EXERCISE DIRECTIONS >> Transcribe every one of the items below verbatim, leaving out the pictures.

Records of where the elements appear:
----

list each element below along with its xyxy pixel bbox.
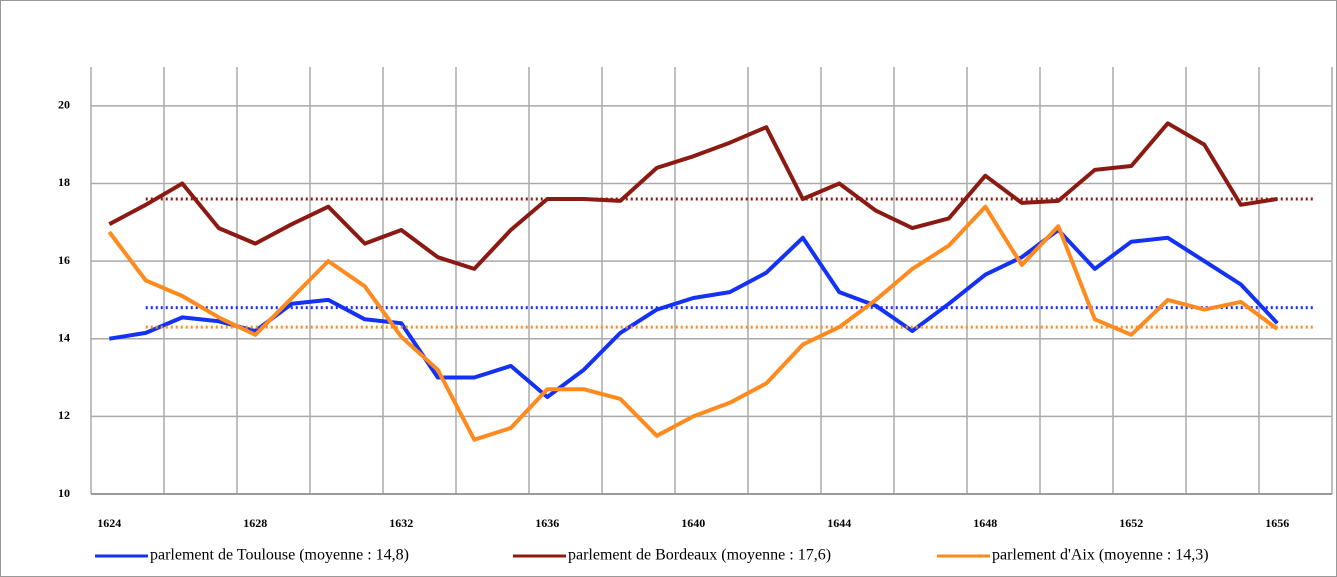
x-tick-label: 1656 — [1265, 516, 1289, 530]
series-line — [107, 204, 1279, 442]
y-tick-label: 10 — [58, 486, 70, 500]
y-tick-label: 16 — [58, 253, 70, 267]
x-tick-label: 1632 — [389, 516, 413, 530]
y-tick-label: 18 — [58, 175, 70, 189]
y-tick-label: 12 — [58, 408, 70, 422]
y-tick-label: 20 — [58, 98, 70, 112]
x-tick-label: 1624 — [97, 516, 121, 530]
x-tick-label: 1644 — [827, 516, 851, 530]
legend-label: parlement de Bordeaux (moyenne : 17,6) — [568, 547, 831, 564]
x-tick-label: 1636 — [535, 516, 559, 530]
series-line — [108, 228, 1279, 399]
legend-label: parlement de Toulouse (moyenne : 14,8) — [150, 547, 409, 564]
legend-label: parlement d'Aix (moyenne : 14,3) — [992, 547, 1209, 564]
x-tick-label: 1648 — [973, 516, 997, 530]
y-tick-label: 14 — [58, 330, 70, 344]
x-tick-label: 1640 — [681, 516, 705, 530]
x-tick-label: 1628 — [243, 516, 267, 530]
x-tick-label: 1652 — [1119, 516, 1143, 530]
series-line — [108, 121, 1278, 271]
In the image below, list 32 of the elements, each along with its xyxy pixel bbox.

----

RESPONSE TO THIS EXERCISE >>
list each element below along with its xyxy pixel bbox.
x-tick-label: 1656 — [1265, 516, 1289, 530]
series-line — [107, 204, 1279, 442]
y-tick-label: 10 — [58, 486, 70, 500]
y-tick-label: 16 — [58, 253, 70, 267]
x-tick-label: 1632 — [389, 516, 413, 530]
y-tick-label: 18 — [58, 175, 70, 189]
y-tick-label: 12 — [58, 408, 70, 422]
y-tick-label: 20 — [58, 98, 70, 112]
x-tick-label: 1624 — [97, 516, 121, 530]
x-tick-label: 1644 — [827, 516, 851, 530]
legend-label: parlement de Bordeaux (moyenne : 17,6) — [568, 547, 831, 564]
x-tick-label: 1636 — [535, 516, 559, 530]
series-line — [108, 228, 1279, 399]
legend-label: parlement de Toulouse (moyenne : 14,8) — [150, 547, 409, 564]
legend-label: parlement d'Aix (moyenne : 14,3) — [992, 547, 1209, 564]
x-tick-label: 1648 — [973, 516, 997, 530]
y-tick-label: 14 — [58, 330, 70, 344]
x-tick-label: 1640 — [681, 516, 705, 530]
x-tick-label: 1628 — [243, 516, 267, 530]
x-tick-label: 1652 — [1119, 516, 1143, 530]
series-line — [108, 121, 1278, 271]
In the image below, list 32 of the elements, each along with its xyxy pixel bbox.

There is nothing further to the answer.